• Prompt: Copy out every line that contains "EVALUACIÓN".

• Record extracts:

-=-=-=-=-

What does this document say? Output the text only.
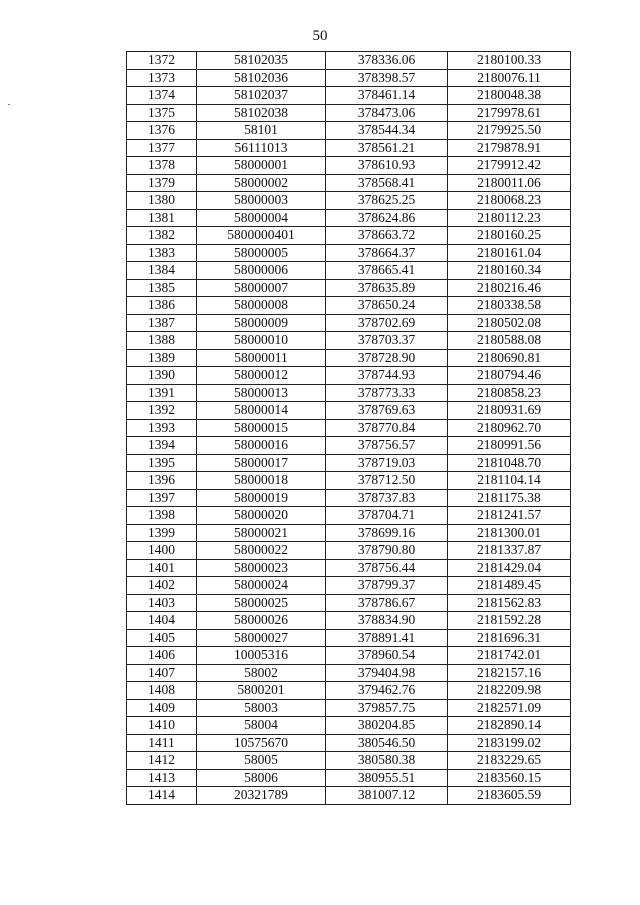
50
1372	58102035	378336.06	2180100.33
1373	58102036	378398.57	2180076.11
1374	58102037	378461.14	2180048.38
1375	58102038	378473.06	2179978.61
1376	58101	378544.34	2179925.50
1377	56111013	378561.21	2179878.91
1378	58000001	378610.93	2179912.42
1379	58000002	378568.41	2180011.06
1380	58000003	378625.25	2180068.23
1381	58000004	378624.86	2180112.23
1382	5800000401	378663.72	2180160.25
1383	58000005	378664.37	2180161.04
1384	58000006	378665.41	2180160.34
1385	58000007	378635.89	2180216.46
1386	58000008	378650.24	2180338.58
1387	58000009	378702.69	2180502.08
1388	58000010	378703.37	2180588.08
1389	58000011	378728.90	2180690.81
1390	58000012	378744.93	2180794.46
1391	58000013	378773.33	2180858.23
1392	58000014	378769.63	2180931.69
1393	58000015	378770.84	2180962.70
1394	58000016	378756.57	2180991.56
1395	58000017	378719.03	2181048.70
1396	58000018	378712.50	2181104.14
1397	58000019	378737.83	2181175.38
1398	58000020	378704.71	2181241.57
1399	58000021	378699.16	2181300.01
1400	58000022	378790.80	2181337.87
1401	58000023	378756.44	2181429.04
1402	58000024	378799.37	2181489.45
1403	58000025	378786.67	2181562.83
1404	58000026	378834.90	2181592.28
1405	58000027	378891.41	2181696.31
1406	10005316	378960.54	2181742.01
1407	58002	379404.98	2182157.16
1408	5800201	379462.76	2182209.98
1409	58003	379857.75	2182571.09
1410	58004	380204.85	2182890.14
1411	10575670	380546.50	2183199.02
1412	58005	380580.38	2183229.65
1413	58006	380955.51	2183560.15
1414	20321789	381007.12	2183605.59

-=-=-=-=-

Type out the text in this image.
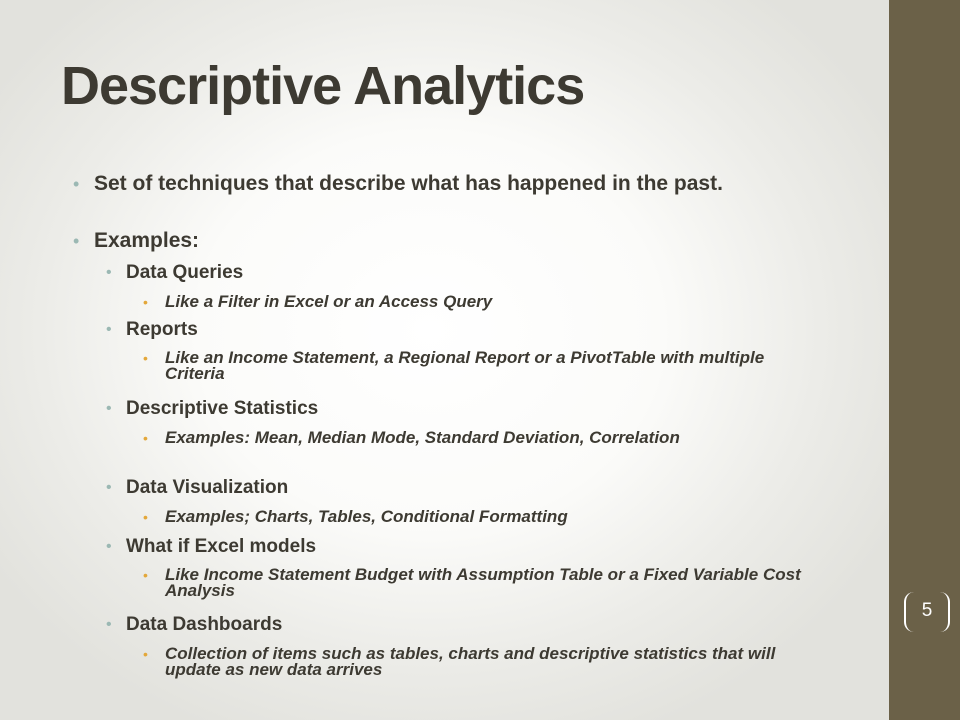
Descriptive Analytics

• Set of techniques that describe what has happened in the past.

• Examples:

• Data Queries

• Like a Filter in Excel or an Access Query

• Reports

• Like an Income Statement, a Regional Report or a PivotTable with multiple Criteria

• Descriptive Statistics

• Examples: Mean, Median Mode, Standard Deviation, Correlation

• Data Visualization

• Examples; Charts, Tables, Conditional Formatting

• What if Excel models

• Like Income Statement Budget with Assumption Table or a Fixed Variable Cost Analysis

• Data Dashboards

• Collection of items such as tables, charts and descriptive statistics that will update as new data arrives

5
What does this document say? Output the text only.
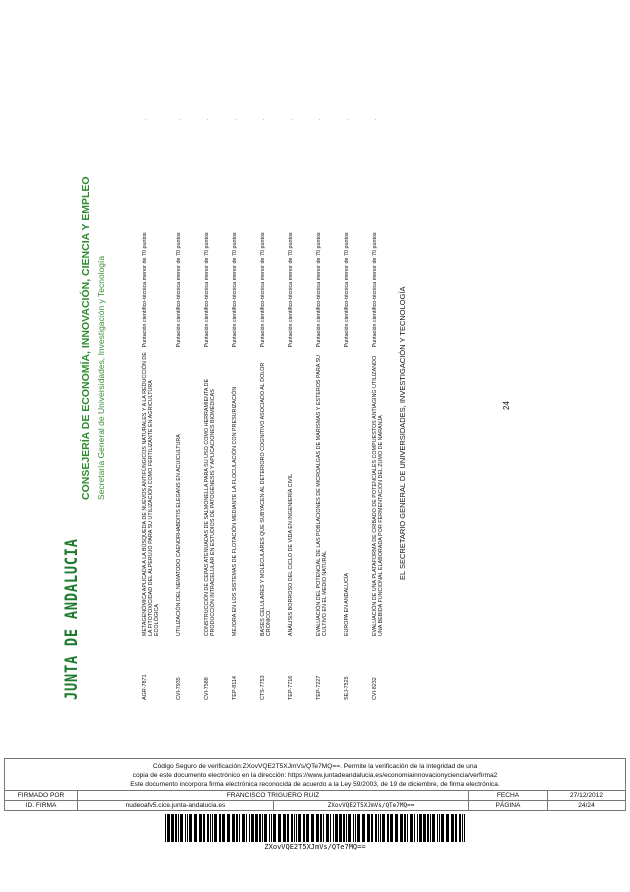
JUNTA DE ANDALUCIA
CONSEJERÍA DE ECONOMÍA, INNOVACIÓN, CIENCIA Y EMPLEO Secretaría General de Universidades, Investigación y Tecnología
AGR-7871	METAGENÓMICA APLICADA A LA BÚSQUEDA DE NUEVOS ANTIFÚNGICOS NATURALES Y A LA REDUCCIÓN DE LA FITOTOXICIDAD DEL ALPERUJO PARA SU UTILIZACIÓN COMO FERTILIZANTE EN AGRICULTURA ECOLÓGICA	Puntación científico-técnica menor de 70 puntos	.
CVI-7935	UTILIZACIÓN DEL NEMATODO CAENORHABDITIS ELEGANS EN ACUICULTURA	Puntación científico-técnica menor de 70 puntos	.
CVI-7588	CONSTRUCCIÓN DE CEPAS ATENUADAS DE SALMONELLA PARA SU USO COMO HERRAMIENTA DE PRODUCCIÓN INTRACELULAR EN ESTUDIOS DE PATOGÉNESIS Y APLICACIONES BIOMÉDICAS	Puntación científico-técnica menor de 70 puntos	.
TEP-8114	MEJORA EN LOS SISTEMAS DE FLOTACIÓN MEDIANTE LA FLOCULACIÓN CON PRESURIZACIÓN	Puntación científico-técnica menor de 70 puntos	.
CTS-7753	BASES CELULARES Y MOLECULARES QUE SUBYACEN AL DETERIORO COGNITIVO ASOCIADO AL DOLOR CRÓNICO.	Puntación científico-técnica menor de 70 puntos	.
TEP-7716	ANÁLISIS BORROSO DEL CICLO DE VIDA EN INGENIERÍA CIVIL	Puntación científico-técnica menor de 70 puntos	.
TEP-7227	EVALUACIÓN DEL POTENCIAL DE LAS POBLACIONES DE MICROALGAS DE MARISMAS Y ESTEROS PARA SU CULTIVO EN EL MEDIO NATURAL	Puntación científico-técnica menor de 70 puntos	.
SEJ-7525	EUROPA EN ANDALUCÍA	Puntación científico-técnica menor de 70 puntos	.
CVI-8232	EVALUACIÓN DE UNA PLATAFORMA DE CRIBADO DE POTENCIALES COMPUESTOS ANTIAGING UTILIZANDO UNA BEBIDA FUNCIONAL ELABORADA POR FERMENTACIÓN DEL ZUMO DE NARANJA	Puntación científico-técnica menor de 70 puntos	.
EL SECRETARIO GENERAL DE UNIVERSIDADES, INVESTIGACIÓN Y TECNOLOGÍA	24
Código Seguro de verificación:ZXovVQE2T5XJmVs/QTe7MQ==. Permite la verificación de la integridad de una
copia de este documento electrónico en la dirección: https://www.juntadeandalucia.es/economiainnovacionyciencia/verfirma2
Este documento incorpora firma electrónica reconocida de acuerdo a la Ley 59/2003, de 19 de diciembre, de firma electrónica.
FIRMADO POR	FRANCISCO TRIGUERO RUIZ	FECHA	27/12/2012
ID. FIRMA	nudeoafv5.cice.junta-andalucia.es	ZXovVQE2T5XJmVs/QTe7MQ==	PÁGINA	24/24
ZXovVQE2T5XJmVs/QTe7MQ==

-=-=-=-=-

• Result for this exercise:
TEP-7227	EVALUACIÓN DEL POTENCIAL DE LAS POBLACIONES DE MICROALGAS DE MARISMAS Y ESTEROS PARA SU CULTIVO EN EL MEDIO NATURAL	Puntación científico-técnica menor de 70 puntos	.
CVI-8232	EVALUACIÓN DE UNA PLATAFORMA DE CRIBADO DE POTENCIALES COMPUESTOS ANTIAGING UTILIZANDO UNA BEBIDA FUNCIONAL ELABORADA POR FERMENTACIÓN DEL ZUMO DE NARANJA	Puntación científico-técnica menor de 70 puntos	.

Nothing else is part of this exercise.